Task statement:
Format all the lines of the records below as a Markdown table with two columns, Nr for the row number and Line for the line, skipping any blank lines. Leave the pictures out of the answer.

Records of where the elements appear
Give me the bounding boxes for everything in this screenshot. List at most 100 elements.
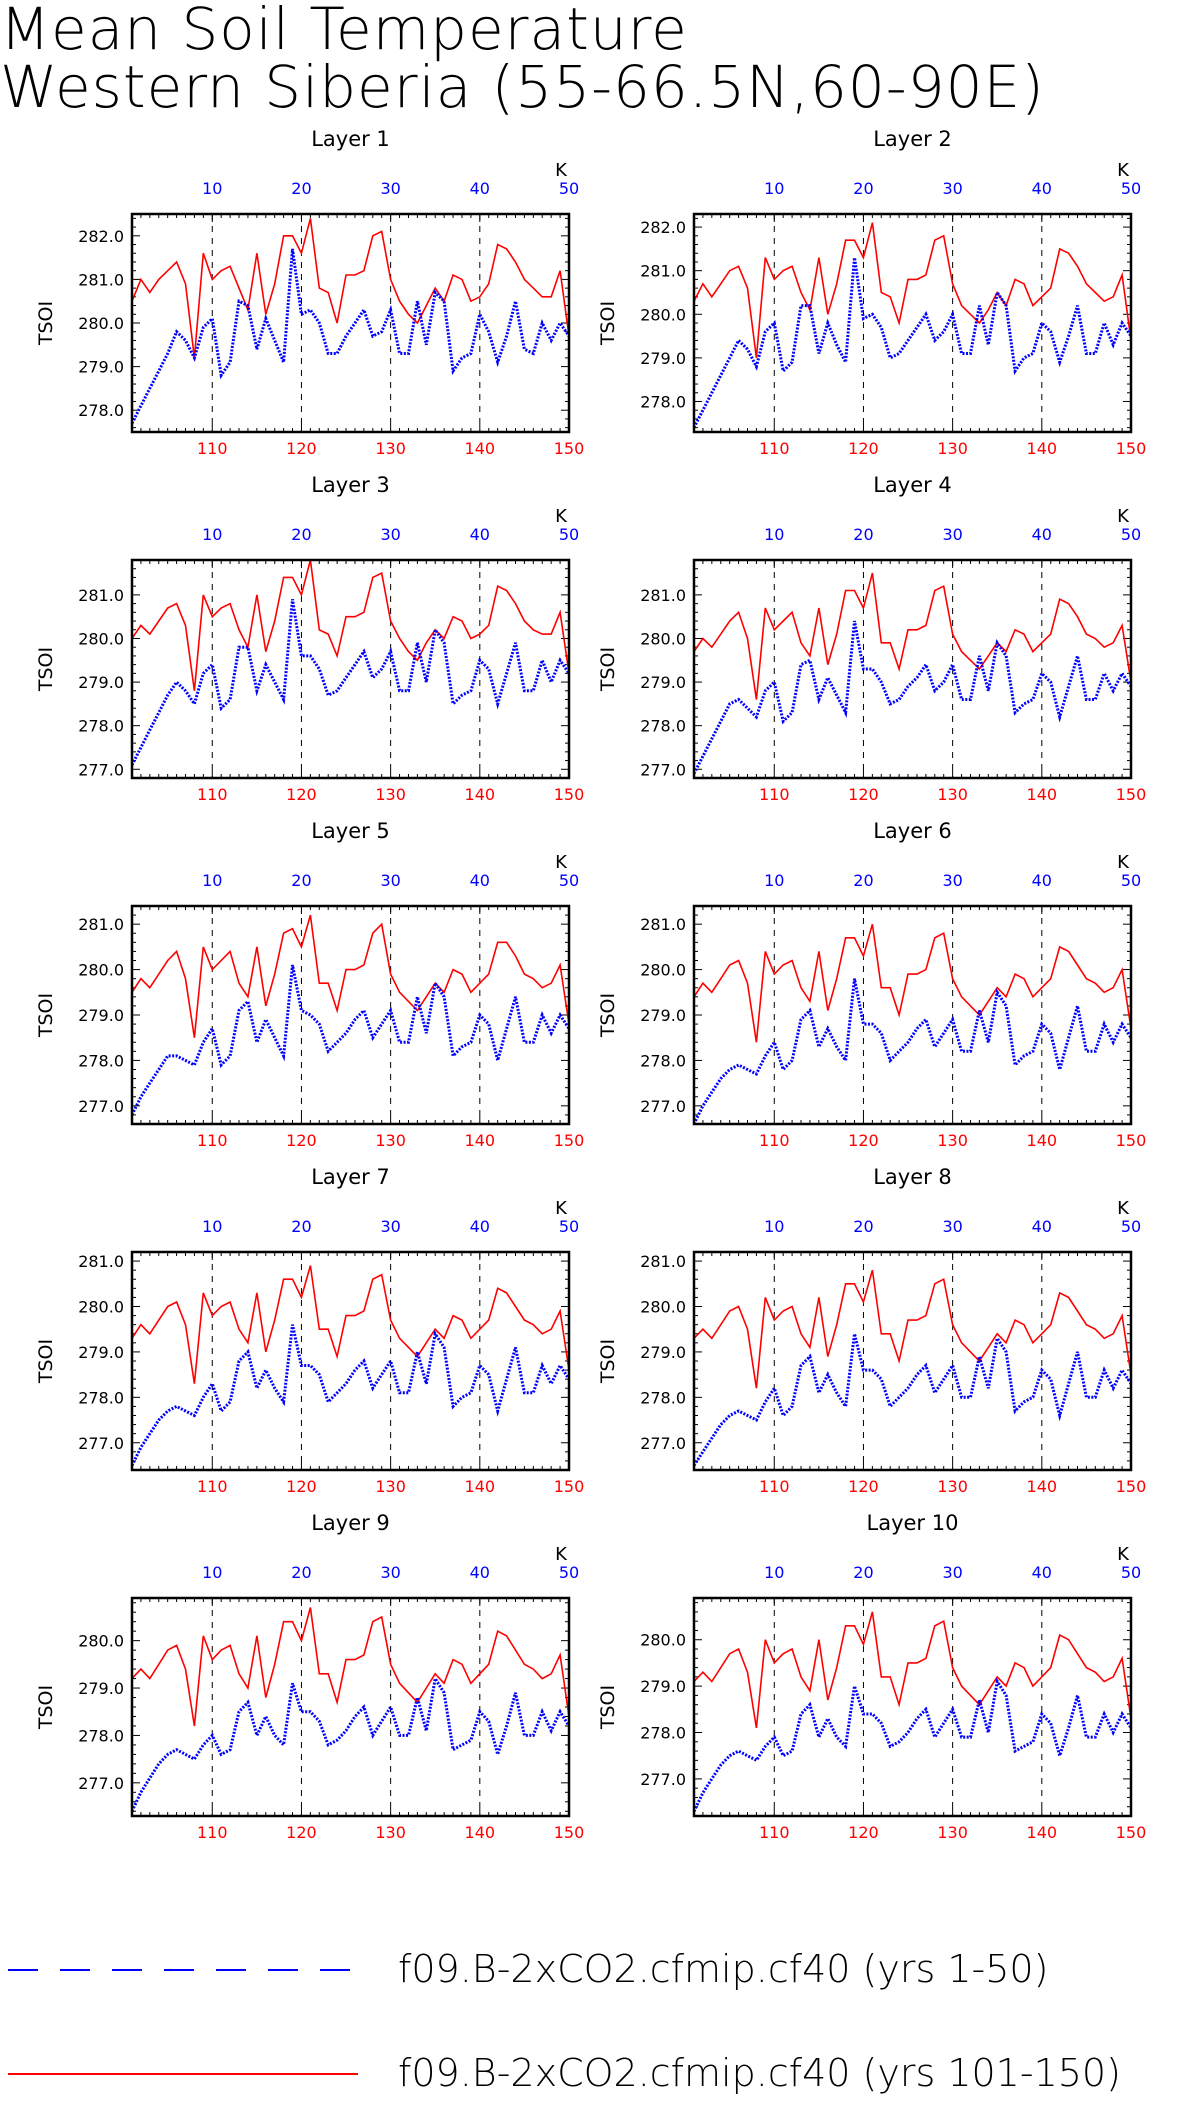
x-top-tick-label: 10 <box>764 525 784 544</box>
series-line-yrs-1-50 <box>130 1674 571 1812</box>
x-bottom-tick-label: 110 <box>759 785 790 804</box>
x-bottom-tick-label: 130 <box>937 1477 968 1496</box>
x-bottom-tick-label: 130 <box>375 1131 406 1150</box>
series-line-yrs-1-50 <box>130 964 571 1116</box>
series-line-yrs-1-50 <box>130 598 571 766</box>
x-bottom-tick-label: 110 <box>197 1477 228 1496</box>
plot-frame <box>130 558 571 780</box>
x-bottom-tick-label: 140 <box>1027 1131 1058 1150</box>
y-tick-label: 277.0 <box>78 760 124 779</box>
x-top-tick-label: 50 <box>559 525 579 544</box>
y-tick-label: 281.0 <box>78 1252 124 1271</box>
y-tick-label: 278.0 <box>640 1051 686 1070</box>
y-tick-label: 279.0 <box>78 358 124 377</box>
x-top-tick-label: 30 <box>942 871 962 890</box>
panel-layer-9: Layer 9 277.0 278.0 279.0 280.0 TSOI 110 120 130… <box>35 1511 584 1842</box>
y-tick-label: 277.0 <box>640 1434 686 1453</box>
x-bottom-tick-label: 130 <box>937 1131 968 1150</box>
top-axis-label: K <box>1117 1544 1130 1565</box>
top-axis-label: K <box>1117 160 1130 181</box>
y-tick-label: 281.0 <box>640 262 686 281</box>
legend-line-dashed-blue <box>8 1969 358 1971</box>
top-axis-label: K <box>555 506 568 527</box>
y-tick-label: 281.0 <box>78 915 124 934</box>
x-top-tick-label: 30 <box>942 179 962 198</box>
y-axis-label: TSOI <box>35 1339 57 1384</box>
x-top-tick-label: 40 <box>470 179 490 198</box>
x-top-tick-label: 40 <box>470 871 490 890</box>
x-bottom-tick-label: 150 <box>1116 1477 1147 1496</box>
series-line-yrs-1-50 <box>130 248 571 424</box>
x-bottom-tick-label: 150 <box>1116 785 1147 804</box>
x-bottom-tick-label: 150 <box>1116 1131 1147 1150</box>
x-bottom-tick-label: 110 <box>197 1823 228 1842</box>
plot-frame <box>130 904 571 1126</box>
x-bottom-tick-label: 110 <box>759 439 790 458</box>
x-bottom-tick-label: 120 <box>286 785 317 804</box>
panel-layer-5: Layer 5 277.0 278.0 279.0 280.0 281.0 TSOI 110 1… <box>35 819 584 1150</box>
y-tick-label: 278.0 <box>640 392 686 411</box>
top-axis-label: K <box>555 852 568 873</box>
y-tick-label: 278.0 <box>640 1388 686 1407</box>
x-top-tick-label: 20 <box>291 179 311 198</box>
x-top-tick-label: 20 <box>853 1563 873 1582</box>
panel-title: Layer 5 <box>311 819 390 843</box>
x-bottom-tick-label: 120 <box>848 785 879 804</box>
x-top-tick-label: 30 <box>380 1217 400 1236</box>
x-top-tick-label: 20 <box>853 871 873 890</box>
top-axis-label: K <box>555 160 568 181</box>
y-tick-label: 282.0 <box>640 218 686 237</box>
y-tick-label: 279.0 <box>78 673 124 692</box>
panel-layer-2: Layer 2 278.0 279.0 280.0 281.0 282.0 TSOI 110 1… <box>597 127 1146 458</box>
y-axis-label: TSOI <box>597 1685 619 1730</box>
y-axis-label: TSOI <box>597 647 619 692</box>
x-top-tick-label: 40 <box>470 1563 490 1582</box>
y-tick-label: 280.0 <box>640 1631 686 1650</box>
x-bottom-tick-label: 120 <box>848 1823 879 1842</box>
x-bottom-tick-label: 130 <box>375 1823 406 1842</box>
y-tick-label: 281.0 <box>78 270 124 289</box>
x-top-tick-label: 10 <box>202 871 222 890</box>
series-line-yrs-1-50 <box>692 978 1133 1125</box>
x-top-tick-label: 20 <box>291 1563 311 1582</box>
x-top-tick-label: 50 <box>1121 871 1141 890</box>
x-bottom-tick-label: 120 <box>286 439 317 458</box>
series-line-yrs-1-50 <box>130 1324 571 1467</box>
series-line-yrs-101-150 <box>131 559 570 691</box>
x-bottom-tick-label: 150 <box>554 785 585 804</box>
series-line-yrs-101-150 <box>131 218 570 358</box>
series-line-yrs-1-50 <box>692 1333 1133 1467</box>
x-bottom-tick-label: 130 <box>937 439 968 458</box>
legend-item-series-2: f09.B-2xCO2.cfmip.cf40 (yrs 101-150) <box>0 2039 1182 2109</box>
x-top-tick-label: 10 <box>202 179 222 198</box>
x-bottom-tick-label: 150 <box>554 439 585 458</box>
x-top-tick-label: 20 <box>853 1217 873 1236</box>
y-tick-label: 279.0 <box>640 349 686 368</box>
series-line-yrs-101-150 <box>693 572 1132 700</box>
x-top-tick-label: 50 <box>559 871 579 890</box>
plot-frame <box>692 212 1133 434</box>
x-top-tick-label: 40 <box>1032 1217 1052 1236</box>
y-tick-label: 280.0 <box>78 629 124 648</box>
y-tick-label: 278.0 <box>78 1388 124 1407</box>
panel-layer-3: Layer 3 277.0 278.0 279.0 280.0 281.0 TSOI 110 1… <box>35 473 584 804</box>
x-top-tick-label: 50 <box>559 179 579 198</box>
series-line-yrs-101-150 <box>693 923 1132 1043</box>
panel-title: Layer 6 <box>873 819 952 843</box>
x-top-tick-label: 50 <box>1121 525 1141 544</box>
x-bottom-tick-label: 120 <box>848 439 879 458</box>
x-bottom-tick-label: 110 <box>197 785 228 804</box>
x-top-tick-label: 50 <box>559 1217 579 1236</box>
y-tick-label: 281.0 <box>640 1252 686 1271</box>
x-bottom-tick-label: 140 <box>465 1477 496 1496</box>
y-tick-label: 280.0 <box>640 1298 686 1317</box>
x-top-tick-label: 50 <box>559 1563 579 1582</box>
title-line-2: Western Siberia (55-66.5N,60-90E) <box>0 53 1045 121</box>
x-top-tick-label: 10 <box>764 179 784 198</box>
x-top-tick-label: 10 <box>764 1563 784 1582</box>
x-top-tick-label: 50 <box>1121 179 1141 198</box>
y-tick-label: 278.0 <box>78 1051 124 1070</box>
x-bottom-tick-label: 130 <box>937 1823 968 1842</box>
x-top-tick-label: 50 <box>1121 1563 1141 1582</box>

Expected answer:
| Nr | Line |
|---|---|
| 1 | Give me the bounding boxes for everything in this screenshot. List at most 100 elements. |
| 2 | x-top-tick-label: 10 <box>764 525 784 544</box> |
| 3 | series-line-yrs-1-50 <box>130 1674 571 1812</box> |
| 4 | x-bottom-tick-label: 110 <box>759 785 790 804</box> |
| 5 | x-bottom-tick-label: 130 <box>937 1477 968 1496</box> |
| 6 | x-bottom-tick-label: 130 <box>375 1131 406 1150</box> |
| 7 | series-line-yrs-1-50 <box>130 964 571 1116</box> |
| 8 | series-line-yrs-1-50 <box>130 598 571 766</box> |
| 9 | x-bottom-tick-label: 110 <box>197 1477 228 1496</box> |
| 10 | plot-frame <box>130 558 571 780</box> |
| 11 | x-bottom-tick-label: 140 <box>1027 1131 1058 1150</box> |
| 12 | y-tick-label: 277.0 <box>78 760 124 779</box> |
| 13 | x-top-tick-label: 50 <box>559 525 579 544</box> |
| 14 | y-tick-label: 281.0 <box>78 1252 124 1271</box> |
| 15 | y-tick-label: 278.0 <box>640 1051 686 1070</box> |
| 16 | y-tick-label: 279.0 <box>78 358 124 377</box> |
| 17 | x-top-tick-label: 30 <box>942 871 962 890</box> |
| 18 | panel-layer-9: Layer 9 277.0 278.0 279.0 280.0 TSOI 110 120 130… <box>35 1511 584 1842</box> |
| 19 | y-tick-label: 277.0 <box>640 1434 686 1453</box> |
| 20 | x-bottom-tick-label: 130 <box>937 1131 968 1150</box> |
| 21 | top-axis-label: K <box>1117 1544 1130 1565</box> |
| 22 | top-axis-label: K <box>1117 160 1130 181</box> |
| 23 | y-tick-label: 281.0 <box>640 262 686 281</box> |
| 24 | legend-line-dashed-blue <box>8 1969 358 1971</box> |
| 25 | top-axis-label: K <box>555 506 568 527</box> |
| 26 | y-tick-label: 281.0 <box>78 915 124 934</box> |
| 27 | x-top-tick-label: 30 <box>942 179 962 198</box> |
| 28 | y-axis-label: TSOI <box>35 1339 57 1384</box> |
| 29 | x-top-tick-label: 40 <box>470 179 490 198</box> |
| 30 | x-top-tick-label: 40 <box>470 871 490 890</box> |
| 31 | x-bottom-tick-label: 150 <box>1116 1477 1147 1496</box> |
| 32 | series-line-yrs-1-50 <box>130 248 571 424</box> |
| 33 | x-bottom-tick-label: 150 <box>1116 785 1147 804</box> |
| 34 | x-bottom-tick-label: 150 <box>1116 1131 1147 1150</box> |
| 35 | x-bottom-tick-label: 110 <box>197 1823 228 1842</box> |
| 36 | plot-frame <box>130 904 571 1126</box> |
| 37 | x-bottom-tick-label: 110 <box>759 439 790 458</box> |
| 38 | x-bottom-tick-label: 120 <box>286 785 317 804</box> |
| 39 | panel-layer-5: Layer 5 277.0 278.0 279.0 280.0 281.0 TSOI 110 1… <box>35 819 584 1150</box> |
| 40 | y-tick-label: 278.0 <box>640 392 686 411</box> |
| 41 | top-axis-label: K <box>555 852 568 873</box> |
| 42 | y-tick-label: 278.0 <box>640 1388 686 1407</box> |
| 43 | x-top-tick-label: 20 <box>291 179 311 198</box> |
| 44 | x-top-tick-label: 20 <box>853 1563 873 1582</box> |
| 45 | panel-title: Layer 5 <box>311 819 390 843</box> |
| 46 | x-bottom-tick-label: 120 <box>848 785 879 804</box> |
| 47 | x-top-tick-label: 30 <box>380 1217 400 1236</box> |
| 48 | x-top-tick-label: 20 <box>853 871 873 890</box> |
| 49 | top-axis-label: K <box>555 160 568 181</box> |
| 50 | y-tick-label: 282.0 <box>640 218 686 237</box> |
| 51 | y-tick-label: 279.0 <box>78 673 124 692</box> |
| 52 | panel-layer-2: Layer 2 278.0 279.0 280.0 281.0 282.0 TSOI 110 1… <box>597 127 1146 458</box> |
| 53 | y-axis-label: TSOI <box>597 1685 619 1730</box> |
| 54 | y-axis-label: TSOI <box>597 647 619 692</box> |
| 55 | x-top-tick-label: 40 <box>470 1563 490 1582</box> |
| 56 | y-tick-label: 280.0 <box>640 1631 686 1650</box> |
| 57 | x-bottom-tick-label: 120 <box>848 1823 879 1842</box> |
| 58 | x-bottom-tick-label: 130 <box>375 1823 406 1842</box> |
| 59 | y-tick-label: 281.0 <box>78 270 124 289</box> |
| 60 | x-top-tick-label: 10 <box>202 871 222 890</box> |
| 61 | series-line-yrs-1-50 <box>692 978 1133 1125</box> |
| 62 | x-top-tick-label: 20 <box>291 1563 311 1582</box> |
| 63 | x-top-tick-label: 50 <box>1121 871 1141 890</box> |
| 64 | x-bottom-tick-label: 120 <box>286 439 317 458</box> |
| 65 | series-line-yrs-1-50 <box>130 1324 571 1467</box> |
| 66 | series-line-yrs-101-150 <box>131 559 570 691</box> |
| 67 | x-bottom-tick-label: 150 <box>554 785 585 804</box> |
| 68 | series-line-yrs-101-150 <box>131 218 570 358</box> |
| 69 | series-line-yrs-1-50 <box>692 1333 1133 1467</box> |
| 70 | x-bottom-tick-label: 130 <box>937 439 968 458</box> |
| 71 | legend-item-series-2: f09.B-2xCO2.cfmip.cf40 (yrs 101-150) <box>0 2039 1182 2109</box> |
| 72 | x-top-tick-label: 10 <box>202 179 222 198</box> |
| 73 | x-bottom-tick-label: 150 <box>554 439 585 458</box> |
| 74 | x-top-tick-label: 20 <box>853 1217 873 1236</box> |
| 75 | y-tick-label: 279.0 <box>640 349 686 368</box> |
| 76 | series-line-yrs-101-150 <box>693 572 1132 700</box> |
| 77 | x-top-tick-label: 50 <box>559 871 579 890</box> |
| 78 | plot-frame <box>692 212 1133 434</box> |
| 79 | x-top-tick-label: 40 <box>1032 1217 1052 1236</box> |
| 80 | y-tick-label: 280.0 <box>78 629 124 648</box> |
| 81 | y-tick-label: 278.0 <box>78 1388 124 1407</box> |
| 82 | panel-layer-3: Layer 3 277.0 278.0 279.0 280.0 281.0 TSOI 110 1… <box>35 473 584 804</box> |
| 83 | x-top-tick-label: 50 <box>559 179 579 198</box> |
| 84 | series-line-yrs-101-150 <box>693 923 1132 1043</box> |
| 85 | panel-title: Layer 6 <box>873 819 952 843</box> |
| 86 | x-top-tick-label: 50 <box>1121 525 1141 544</box> |
| 87 | x-bottom-tick-label: 120 <box>848 439 879 458</box> |
| 88 | x-bottom-tick-label: 110 <box>197 785 228 804</box> |
| 89 | x-top-tick-label: 50 <box>559 1217 579 1236</box> |
| 90 | y-tick-label: 281.0 <box>640 1252 686 1271</box> |
| 91 | x-bottom-tick-label: 140 <box>465 1477 496 1496</box> |
| 92 | y-tick-label: 280.0 <box>640 1298 686 1317</box> |
| 93 | x-top-tick-label: 50 <box>559 1563 579 1582</box> |
| 94 | title-line-2: Western Siberia (55-66.5N,60-90E) <box>0 53 1045 121</box> |
| 95 | x-top-tick-label: 10 <box>764 179 784 198</box> |
| 96 | x-top-tick-label: 10 <box>764 1563 784 1582</box> |
| 97 | x-top-tick-label: 50 <box>1121 179 1141 198</box> |
| 98 | y-tick-label: 278.0 <box>78 1051 124 1070</box> |
| 99 | x-bottom-tick-label: 130 <box>937 1823 968 1842</box> |
| 100 | x-top-tick-label: 50 <box>1121 1563 1141 1582</box> |